- [EXCERPT]
....................

Iterating with 'for'

A for loop is a statement used to iterate over the lines of a table, executing the same set of operations once for each iteration. While Envision relies first and foremost on its relational algebra features to implicitly iterate over tables, the for loop is the most commonly used way to express an explicit iteration.

Table of contents

A for loop is written with a header describing the range of iteration and the order in which the range is traversed, and a body describing the operations to be repeated for every line in the range. The body can create output vectors using the return statement, or it can modify variables defined before the loop using the keep statement, or it can do both.

Kept = 0
table T = extend.range(10)
T.Returned = for N in T.N scan T.N
  keep Kept
  Kept = Kept + N
  return Kept

The code example above iterates over the numbers 1 to 10 and computes Kept the total sum of those numbers (55), and T.Returned the cumulative sum of those numbers (1, 3, 6…).

Iteration range with in

The range of iteration is defined by the Variable in T.Variable section of the header. The two names do not need to be the same (A in T.B is allowed), but it is usually recommended that they be kept the same for the sake of readability.

The left variable must be a scalar and the right variable must be a non-scalar vector. The for loop will execute once for every line in the right variable, and the left variable will contain, on every iteration, the corresponding value from the right variable.

The header may define multiple in pairs, separated by commas. The convention is to split them over several lines and align them vertically:

table Numbers = extend.range(10)
Numbers.NSquared = Numbers.N * 2

// Given for example purposes only. This is equivalent to: 
//   Numbers.Result = Numbers.N + Numbers.NSquared

Numbers.Result = for N        in Numbers.N,
                     NSquared in Numbers.NSquared
  return N + NSquared

If multiple pairs are used, all the iterated vectors should be in the same table, which will be the iteration table. If the iterated vectors are in different tables, Envision will attempt to find a common table, broadcast all the vectors into that table, and use that as the iteration table.

Iteration order with scan

The lines of the iteration table are traversed in an order specified using the scan keyword.

This is mandatory if the loop body uses keep to preserve the value of a variable from an iteration to the next (because in that case, changing the order of iteration will also change the result) ; to the contrary, the use of scan is forbidden if the loop body does not use keep, since the order of iteration is irrelevant when every iteration is independent from the others.

The scan columns must be in (or able to broadcast into) the iteration table.

See the documentation of scan for more information on how it is used to express an ordering.

The loop body

Producing outputs with return

The most common way of producing values in a for loop is to compute a scalar value during each iteration, and to combine those values into a vector in the iteration table, where each line of the vector contains the value that was produced in the corresponding table line.

The code example below defines a table of calendar ranges, and for each range, computes a boolean Ranges.Collision that is true if that range intersects any of the other ranges in the table.

....................

- [ENTRIES SUPPLIED]
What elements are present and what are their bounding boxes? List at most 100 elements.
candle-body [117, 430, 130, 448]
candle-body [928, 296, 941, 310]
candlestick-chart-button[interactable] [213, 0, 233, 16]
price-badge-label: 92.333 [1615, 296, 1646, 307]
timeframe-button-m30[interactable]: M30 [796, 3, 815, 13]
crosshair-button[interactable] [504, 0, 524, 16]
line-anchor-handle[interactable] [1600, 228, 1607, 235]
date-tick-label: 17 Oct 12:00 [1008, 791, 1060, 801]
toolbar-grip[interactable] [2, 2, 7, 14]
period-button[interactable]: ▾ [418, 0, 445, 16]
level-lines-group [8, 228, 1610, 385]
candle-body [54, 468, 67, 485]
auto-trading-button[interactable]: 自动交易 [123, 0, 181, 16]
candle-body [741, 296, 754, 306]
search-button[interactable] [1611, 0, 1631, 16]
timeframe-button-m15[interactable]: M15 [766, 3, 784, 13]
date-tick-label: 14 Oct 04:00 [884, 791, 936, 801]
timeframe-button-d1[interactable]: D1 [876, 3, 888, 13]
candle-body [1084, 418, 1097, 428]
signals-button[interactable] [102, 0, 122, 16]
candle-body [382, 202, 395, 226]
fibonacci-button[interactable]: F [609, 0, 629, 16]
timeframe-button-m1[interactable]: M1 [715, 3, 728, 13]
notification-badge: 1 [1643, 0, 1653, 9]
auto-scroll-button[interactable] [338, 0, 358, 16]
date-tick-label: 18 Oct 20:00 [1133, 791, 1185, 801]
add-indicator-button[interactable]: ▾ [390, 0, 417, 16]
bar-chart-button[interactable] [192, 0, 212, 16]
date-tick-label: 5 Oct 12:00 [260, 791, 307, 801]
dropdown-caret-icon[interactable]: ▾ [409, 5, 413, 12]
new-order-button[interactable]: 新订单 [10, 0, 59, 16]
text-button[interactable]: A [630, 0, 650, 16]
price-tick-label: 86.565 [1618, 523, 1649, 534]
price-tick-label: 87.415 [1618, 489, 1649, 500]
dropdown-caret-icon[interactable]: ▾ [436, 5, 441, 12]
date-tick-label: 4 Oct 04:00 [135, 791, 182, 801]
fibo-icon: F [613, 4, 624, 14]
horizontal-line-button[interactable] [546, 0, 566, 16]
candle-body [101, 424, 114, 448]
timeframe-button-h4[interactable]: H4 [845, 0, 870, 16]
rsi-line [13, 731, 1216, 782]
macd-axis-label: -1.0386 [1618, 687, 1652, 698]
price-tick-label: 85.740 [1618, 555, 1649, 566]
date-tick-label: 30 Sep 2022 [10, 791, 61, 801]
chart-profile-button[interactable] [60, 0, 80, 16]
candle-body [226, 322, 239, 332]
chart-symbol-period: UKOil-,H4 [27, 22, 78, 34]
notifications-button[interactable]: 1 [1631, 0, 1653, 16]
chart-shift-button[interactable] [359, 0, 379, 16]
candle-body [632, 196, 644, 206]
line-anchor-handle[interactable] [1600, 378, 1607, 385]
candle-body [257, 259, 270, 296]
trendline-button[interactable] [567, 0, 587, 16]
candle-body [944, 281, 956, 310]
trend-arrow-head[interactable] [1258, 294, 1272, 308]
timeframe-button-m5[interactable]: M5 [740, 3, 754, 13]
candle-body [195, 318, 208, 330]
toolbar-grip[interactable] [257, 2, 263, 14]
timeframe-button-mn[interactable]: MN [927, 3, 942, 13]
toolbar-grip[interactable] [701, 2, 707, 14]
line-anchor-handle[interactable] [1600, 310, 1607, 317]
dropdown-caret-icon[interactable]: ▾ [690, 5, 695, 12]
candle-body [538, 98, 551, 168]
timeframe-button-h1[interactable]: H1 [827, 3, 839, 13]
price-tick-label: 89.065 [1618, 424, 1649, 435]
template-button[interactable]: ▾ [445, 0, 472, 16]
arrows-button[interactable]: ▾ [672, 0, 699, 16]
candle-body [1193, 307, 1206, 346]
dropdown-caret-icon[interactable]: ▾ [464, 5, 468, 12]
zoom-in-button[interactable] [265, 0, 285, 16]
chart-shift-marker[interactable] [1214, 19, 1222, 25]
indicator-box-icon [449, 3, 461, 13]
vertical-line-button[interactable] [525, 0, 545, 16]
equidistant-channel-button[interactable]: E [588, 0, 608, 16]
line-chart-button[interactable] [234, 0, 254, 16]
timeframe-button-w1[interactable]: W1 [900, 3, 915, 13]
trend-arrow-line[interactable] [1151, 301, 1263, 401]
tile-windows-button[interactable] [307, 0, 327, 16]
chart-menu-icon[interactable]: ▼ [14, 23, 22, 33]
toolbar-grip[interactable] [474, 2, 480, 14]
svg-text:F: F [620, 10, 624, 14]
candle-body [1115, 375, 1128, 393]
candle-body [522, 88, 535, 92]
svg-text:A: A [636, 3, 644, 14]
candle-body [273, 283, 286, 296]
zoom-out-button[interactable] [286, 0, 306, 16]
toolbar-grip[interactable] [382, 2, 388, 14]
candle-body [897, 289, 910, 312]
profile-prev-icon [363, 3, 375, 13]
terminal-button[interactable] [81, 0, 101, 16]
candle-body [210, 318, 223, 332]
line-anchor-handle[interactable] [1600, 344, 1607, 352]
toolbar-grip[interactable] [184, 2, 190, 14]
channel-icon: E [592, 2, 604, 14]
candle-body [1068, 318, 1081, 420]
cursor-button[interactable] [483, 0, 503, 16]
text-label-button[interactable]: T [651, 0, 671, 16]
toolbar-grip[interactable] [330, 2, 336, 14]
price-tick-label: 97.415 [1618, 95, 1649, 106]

....................

- [EXERCISE INSTRUCTIONS]
1. Which lines in the records contain the string "zoom"? Copy each one.
2. Can you carry on the documentation about Envision's for loops from the point where it stops above?

- [ANSWERS GIVEN]
1.
zoom-in-button[interactable] [265, 0, 285, 16]
zoom-out-button[interactable] [286, 0, 306, 16]

2.
table Ranges = with 
  [| date(2010, 01, 03) as Start, date(2010, 10, 12) as End |]
  [| date(2011, 07, 23)         , date(2012, 03, 01)        |]
  [| date(2010, 09, 27)         , date(2011, 05, 31)        |]

Ranges.Collision = for Start in Ranges.Start, 
                       End   in Ranges.End

  // (true, false, false) on the 1st iteration,
  // (false, true, false) on the 2nd,
  // (false, false, true) on the 3rd  
  Ranges.NotSameRange = (Start != Ranges.Start or End != Ranges.End)

  // (true, false, true)  on the 1st iteration,
  // (false, true, false) on the 2nd iteration, 
  // (true, false, true)  on the 3rd iteration
  Ranges.Intersects = max(Start, Ranges.Start) <= min(End, Ranges.End)

  // true  on the 1st iteration,
  // false on the 2nd iteration,
  // true  on the 3rd iteration
  return any(Ranges.NotSameRange and Ranges.Intersects)

show table "Ranges" with
  Ranges.Start
  Ranges.End 
  Ranges.Collision // (true, false, true)

Multiple returns are allowed, separated by commas:

table T = extend.range(10)

T.Log, T.Exp = for N in T.N 
  return (log(N), exp(N))

While this may look similar to the tuple syntax, it’s important to note that these are not tuples! Whereas the components of a tuple all need to be in the same table, multiple return values can be in different tables (in case of a cross-table return).

Modifying values with keep

The body of the for loop can start with any number of keep statements, indicating which variables keep their value from one iteration to the next.

The keep variables must be initialized before the loop. They remain available after the loop, and will contain the value that was assigned to them on the last iteration.

Conversely, inside a for loop, assigning a new value to a variable defined before the loop is forbidden unless that variable is mentioned in a keep. You must decide whether the change is intended to be kept from one iteration to the next (in which case, add a keep statement) or is just temporary (in which case create a new variable instead of changing an existing one).

Already1 = 0
Already2 = 0

for X in T.X scan auto 
  keep Already1

  // Allowed because of 'keep'
  Already1 = Already1 + X

  // Forbidden because of no 'keep'
  Already2 = Already2 + X

  // Allowed because 'NewVar' did not exist above
  NewVar = Already2 + X

Operations allowed in a loop body

Since every operation in the body of a for loop will be repeated once for every line in the iteration table, these operations have an oversized impact on the performance of the script. As such, the design of the Envision language restricts what operations are available in the body of a for loop.

The only statements allowed in a for loop are:

All other kinds of statements are excluded, including where, table, def, read, write, if, show and import.

Roadmap: we intend to support where, if and table comprehension yield statements [| ... |] in the future.

Envision will report uses of forbidden constructs.

The only expressions allowed in a for loop are:

Map expressions

Map operations include:

The example below invokes * (multiplication) on the vector U.N and the scalar N:

table T = extend.range(10)
table U = extend.range(10)
table TU = cross(T, U)
TU.X = for N in T.N 
  return U.N * N

Broadcasting between tables

A scalar can always be broadcast into any table. Non-scalar vectors can only be broadcast from a small table into another small table.

In the example of the previous section, scalar N is broadcast into table U in order to be multiplied by U.N.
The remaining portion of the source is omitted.